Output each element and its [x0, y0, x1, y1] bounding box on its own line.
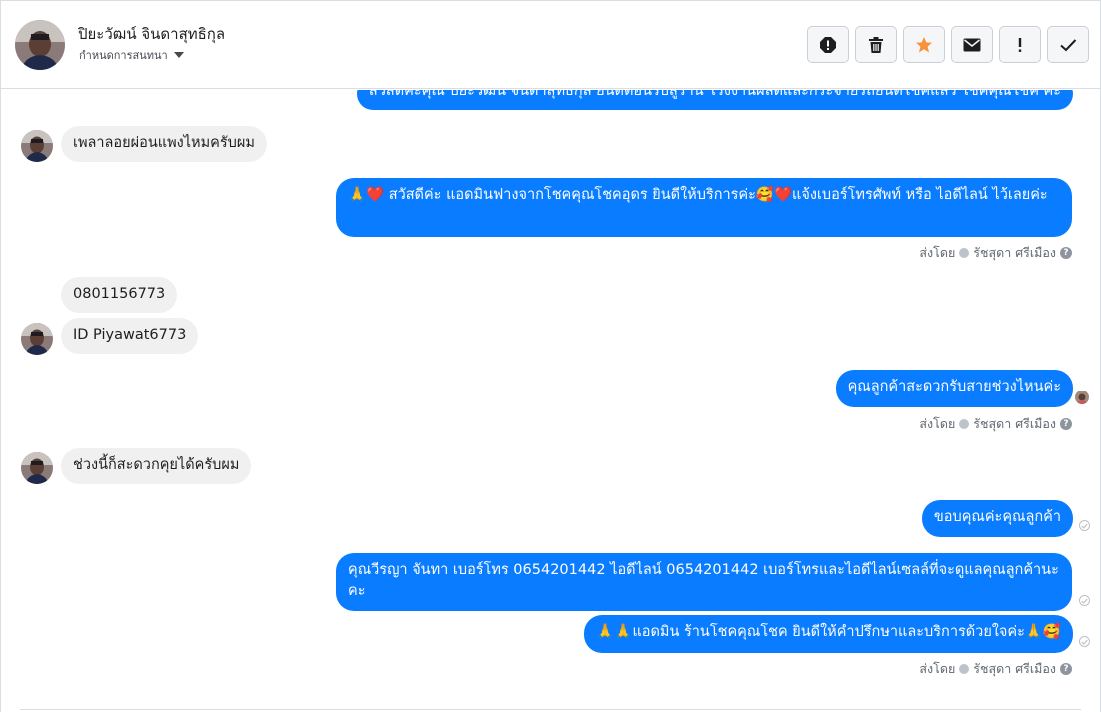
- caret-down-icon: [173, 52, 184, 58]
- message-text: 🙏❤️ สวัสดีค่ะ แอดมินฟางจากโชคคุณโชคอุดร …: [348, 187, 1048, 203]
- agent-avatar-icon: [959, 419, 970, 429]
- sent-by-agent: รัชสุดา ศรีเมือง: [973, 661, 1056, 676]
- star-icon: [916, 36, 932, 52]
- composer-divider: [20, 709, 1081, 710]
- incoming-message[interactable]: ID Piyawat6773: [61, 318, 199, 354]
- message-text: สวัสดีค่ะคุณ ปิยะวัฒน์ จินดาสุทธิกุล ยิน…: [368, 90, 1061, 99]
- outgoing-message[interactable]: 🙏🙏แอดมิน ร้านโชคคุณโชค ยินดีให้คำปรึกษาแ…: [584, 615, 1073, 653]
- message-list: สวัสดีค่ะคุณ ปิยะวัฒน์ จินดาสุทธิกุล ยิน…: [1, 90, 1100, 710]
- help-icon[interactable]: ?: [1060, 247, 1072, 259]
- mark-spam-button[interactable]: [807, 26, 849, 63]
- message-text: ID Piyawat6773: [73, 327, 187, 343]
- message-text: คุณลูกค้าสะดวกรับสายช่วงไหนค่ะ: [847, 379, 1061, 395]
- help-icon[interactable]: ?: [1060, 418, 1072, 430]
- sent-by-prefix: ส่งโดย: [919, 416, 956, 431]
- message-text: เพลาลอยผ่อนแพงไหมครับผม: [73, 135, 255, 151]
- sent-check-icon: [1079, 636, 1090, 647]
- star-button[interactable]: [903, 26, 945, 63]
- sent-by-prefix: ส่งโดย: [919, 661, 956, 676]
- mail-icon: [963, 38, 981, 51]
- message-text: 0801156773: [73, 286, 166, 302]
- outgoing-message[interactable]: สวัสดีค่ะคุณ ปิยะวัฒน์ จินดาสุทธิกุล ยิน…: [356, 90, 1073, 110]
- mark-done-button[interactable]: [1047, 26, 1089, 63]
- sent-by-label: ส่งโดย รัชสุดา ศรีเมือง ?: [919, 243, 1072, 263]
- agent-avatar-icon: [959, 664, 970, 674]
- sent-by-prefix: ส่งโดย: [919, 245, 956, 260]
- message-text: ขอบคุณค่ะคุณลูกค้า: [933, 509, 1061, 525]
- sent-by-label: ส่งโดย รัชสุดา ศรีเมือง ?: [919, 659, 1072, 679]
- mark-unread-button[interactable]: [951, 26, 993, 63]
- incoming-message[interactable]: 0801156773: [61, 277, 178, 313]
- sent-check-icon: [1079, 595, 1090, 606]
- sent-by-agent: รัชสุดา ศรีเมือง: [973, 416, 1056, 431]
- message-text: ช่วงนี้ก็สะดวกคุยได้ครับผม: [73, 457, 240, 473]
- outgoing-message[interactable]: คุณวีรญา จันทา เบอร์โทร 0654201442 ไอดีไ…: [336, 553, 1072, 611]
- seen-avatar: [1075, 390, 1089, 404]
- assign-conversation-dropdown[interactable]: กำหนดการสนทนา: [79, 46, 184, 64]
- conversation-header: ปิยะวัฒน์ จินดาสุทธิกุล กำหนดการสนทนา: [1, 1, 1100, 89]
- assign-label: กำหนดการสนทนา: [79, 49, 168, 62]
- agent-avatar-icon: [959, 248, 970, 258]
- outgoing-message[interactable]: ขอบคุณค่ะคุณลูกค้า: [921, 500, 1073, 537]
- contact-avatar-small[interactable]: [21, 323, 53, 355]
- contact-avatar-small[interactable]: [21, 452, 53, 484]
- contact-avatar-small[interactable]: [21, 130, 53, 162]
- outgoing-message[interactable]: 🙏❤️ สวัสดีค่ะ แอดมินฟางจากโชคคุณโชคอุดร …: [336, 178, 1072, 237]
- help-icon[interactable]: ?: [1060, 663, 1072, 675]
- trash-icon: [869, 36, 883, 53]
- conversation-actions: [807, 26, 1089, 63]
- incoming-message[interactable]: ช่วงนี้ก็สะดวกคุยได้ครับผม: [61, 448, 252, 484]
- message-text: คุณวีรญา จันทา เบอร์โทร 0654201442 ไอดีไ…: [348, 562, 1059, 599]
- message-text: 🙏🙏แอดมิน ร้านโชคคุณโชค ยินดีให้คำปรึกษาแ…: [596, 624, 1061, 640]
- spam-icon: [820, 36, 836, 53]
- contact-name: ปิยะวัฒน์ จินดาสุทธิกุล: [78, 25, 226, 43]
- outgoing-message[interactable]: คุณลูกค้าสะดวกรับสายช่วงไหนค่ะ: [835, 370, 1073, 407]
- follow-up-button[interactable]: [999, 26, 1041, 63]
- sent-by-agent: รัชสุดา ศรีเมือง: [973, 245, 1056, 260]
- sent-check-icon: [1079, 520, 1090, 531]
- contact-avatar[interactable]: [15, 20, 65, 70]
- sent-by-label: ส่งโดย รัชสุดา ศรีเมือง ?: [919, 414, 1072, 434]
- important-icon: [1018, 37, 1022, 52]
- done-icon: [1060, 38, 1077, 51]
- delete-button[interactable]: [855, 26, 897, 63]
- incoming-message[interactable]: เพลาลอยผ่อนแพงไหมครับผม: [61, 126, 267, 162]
———
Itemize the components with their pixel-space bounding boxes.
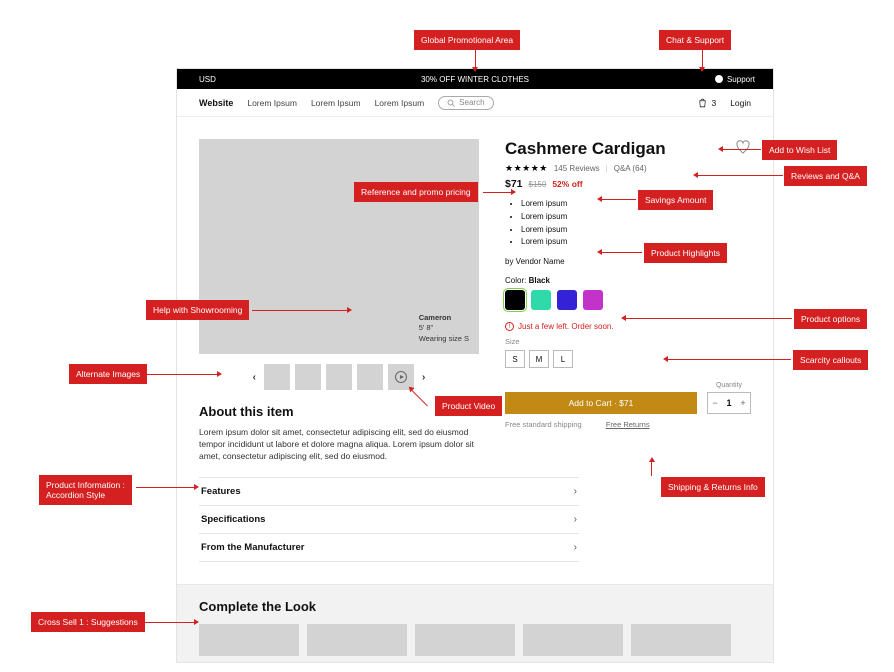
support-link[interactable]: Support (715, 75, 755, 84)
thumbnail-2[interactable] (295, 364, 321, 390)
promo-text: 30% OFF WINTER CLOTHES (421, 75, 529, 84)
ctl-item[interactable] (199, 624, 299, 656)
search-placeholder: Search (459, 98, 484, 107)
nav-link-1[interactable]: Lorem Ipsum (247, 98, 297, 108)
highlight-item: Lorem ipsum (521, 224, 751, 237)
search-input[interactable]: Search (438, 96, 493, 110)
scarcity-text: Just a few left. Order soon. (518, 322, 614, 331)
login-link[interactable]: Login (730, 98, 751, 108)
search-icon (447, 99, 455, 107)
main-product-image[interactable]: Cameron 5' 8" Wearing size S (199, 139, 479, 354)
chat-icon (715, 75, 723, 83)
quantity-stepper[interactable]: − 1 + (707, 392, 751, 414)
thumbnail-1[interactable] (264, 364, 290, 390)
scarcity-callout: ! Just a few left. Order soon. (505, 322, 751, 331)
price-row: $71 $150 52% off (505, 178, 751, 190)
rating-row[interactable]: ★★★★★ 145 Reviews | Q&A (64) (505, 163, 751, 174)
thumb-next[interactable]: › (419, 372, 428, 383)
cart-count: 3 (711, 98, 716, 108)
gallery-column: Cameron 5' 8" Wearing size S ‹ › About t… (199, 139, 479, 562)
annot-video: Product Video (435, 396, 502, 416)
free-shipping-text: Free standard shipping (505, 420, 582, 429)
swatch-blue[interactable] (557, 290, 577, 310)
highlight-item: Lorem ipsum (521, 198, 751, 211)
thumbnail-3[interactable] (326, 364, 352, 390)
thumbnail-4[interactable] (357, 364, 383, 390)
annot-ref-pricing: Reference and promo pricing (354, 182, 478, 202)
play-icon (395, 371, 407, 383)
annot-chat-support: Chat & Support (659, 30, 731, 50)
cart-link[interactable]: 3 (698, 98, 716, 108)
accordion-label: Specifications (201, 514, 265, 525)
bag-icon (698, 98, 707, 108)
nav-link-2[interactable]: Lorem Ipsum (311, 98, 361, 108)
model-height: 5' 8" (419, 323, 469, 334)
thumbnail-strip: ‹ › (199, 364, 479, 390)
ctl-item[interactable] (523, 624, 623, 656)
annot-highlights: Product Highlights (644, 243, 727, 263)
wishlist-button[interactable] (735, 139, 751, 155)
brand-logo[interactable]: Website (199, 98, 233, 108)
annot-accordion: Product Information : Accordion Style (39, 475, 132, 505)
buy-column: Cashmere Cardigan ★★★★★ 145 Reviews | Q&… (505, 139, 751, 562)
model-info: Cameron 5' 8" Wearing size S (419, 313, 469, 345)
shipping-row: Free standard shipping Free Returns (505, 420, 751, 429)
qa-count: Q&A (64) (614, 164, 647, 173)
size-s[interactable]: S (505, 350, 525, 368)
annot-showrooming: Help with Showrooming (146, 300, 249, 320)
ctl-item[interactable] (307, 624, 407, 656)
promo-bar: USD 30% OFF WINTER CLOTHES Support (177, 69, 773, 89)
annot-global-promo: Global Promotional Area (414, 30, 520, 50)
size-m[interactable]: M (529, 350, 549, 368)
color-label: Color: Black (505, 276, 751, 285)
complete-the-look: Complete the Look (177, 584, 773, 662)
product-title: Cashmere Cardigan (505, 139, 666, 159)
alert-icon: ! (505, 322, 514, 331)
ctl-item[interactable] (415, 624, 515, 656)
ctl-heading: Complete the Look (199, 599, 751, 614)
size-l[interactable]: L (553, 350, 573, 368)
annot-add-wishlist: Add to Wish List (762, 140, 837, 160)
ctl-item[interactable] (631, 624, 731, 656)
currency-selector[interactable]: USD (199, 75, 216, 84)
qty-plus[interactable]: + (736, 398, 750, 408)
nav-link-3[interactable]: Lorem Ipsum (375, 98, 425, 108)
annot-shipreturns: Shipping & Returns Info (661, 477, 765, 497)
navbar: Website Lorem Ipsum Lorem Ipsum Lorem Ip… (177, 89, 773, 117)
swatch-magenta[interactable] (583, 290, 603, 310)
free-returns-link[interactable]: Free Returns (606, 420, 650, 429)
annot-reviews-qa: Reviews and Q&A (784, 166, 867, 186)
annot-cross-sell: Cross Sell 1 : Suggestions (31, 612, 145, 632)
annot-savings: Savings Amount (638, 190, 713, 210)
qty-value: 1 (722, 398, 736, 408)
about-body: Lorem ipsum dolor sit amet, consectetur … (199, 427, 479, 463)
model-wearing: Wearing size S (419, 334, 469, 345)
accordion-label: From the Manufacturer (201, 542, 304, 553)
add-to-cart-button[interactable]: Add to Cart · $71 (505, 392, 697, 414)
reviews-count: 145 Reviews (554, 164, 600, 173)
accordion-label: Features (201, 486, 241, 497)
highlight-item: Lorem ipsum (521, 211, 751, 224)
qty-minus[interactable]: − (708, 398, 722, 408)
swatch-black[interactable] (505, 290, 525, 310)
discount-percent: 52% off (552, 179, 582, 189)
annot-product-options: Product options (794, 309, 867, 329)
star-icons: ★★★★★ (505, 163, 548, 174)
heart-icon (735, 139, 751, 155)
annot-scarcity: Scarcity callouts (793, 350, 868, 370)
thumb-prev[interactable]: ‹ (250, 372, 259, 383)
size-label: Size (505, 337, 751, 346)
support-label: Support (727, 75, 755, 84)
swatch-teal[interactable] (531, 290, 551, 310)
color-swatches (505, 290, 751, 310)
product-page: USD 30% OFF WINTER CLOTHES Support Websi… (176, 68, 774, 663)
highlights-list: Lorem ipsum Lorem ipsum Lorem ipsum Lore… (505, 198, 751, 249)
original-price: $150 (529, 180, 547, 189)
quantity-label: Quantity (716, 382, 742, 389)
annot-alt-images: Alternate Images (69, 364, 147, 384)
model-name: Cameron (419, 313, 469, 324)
———
REQUISITOS DE LA TAREA: Renombre "message-text" como "chat-text" en todas las líneas, desde la que contiene "- caret-down-icon: [173, 52, 184, 58]" hasta la que contiene "- help-icon[interactable]: ?: [1060, 418, 1072, 430]", ambas incluidas, y reprodúzcalas sin ningún otro cambio.

SOLUCIÓN COMPLETA:
- caret-down-icon: [173, 52, 184, 58]
- chat-text: 🙏❤️ สวัสดีค่ะ แอดมินฟางจากโชคคุณโชคอุดร …: [348, 187, 1048, 203]
- agent-avatar-icon: [959, 419, 970, 429]
- sent-by-agent: รัชสุดา ศรีเมือง: [973, 661, 1056, 676]
- star-icon: [916, 36, 932, 52]
- composer-divider: [20, 709, 1081, 710]
- incoming-message[interactable]: ID Piyawat6773: [61, 318, 199, 354]
- chat-text: สวัสดีค่ะคุณ ปิยะวัฒน์ จินดาสุทธิกุล ยิน…: [368, 90, 1061, 99]
- outgoing-message[interactable]: 🙏🙏แอดมิน ร้านโชคคุณโชค ยินดีให้คำปรึกษาแ…: [584, 615, 1073, 653]
- message-list: สวัสดีค่ะคุณ ปิยะวัฒน์ จินดาสุทธิกุล ยิน…: [1, 90, 1100, 710]
- help-icon[interactable]: ?: [1060, 247, 1072, 259]
- mark-spam-button[interactable]: [807, 26, 849, 63]
- chat-text: ID Piyawat6773: [73, 327, 187, 343]
- chat-text: คุณลูกค้าสะดวกรับสายช่วงไหนค่ะ: [847, 379, 1061, 395]
- help-icon[interactable]: ?: [1060, 418, 1072, 430]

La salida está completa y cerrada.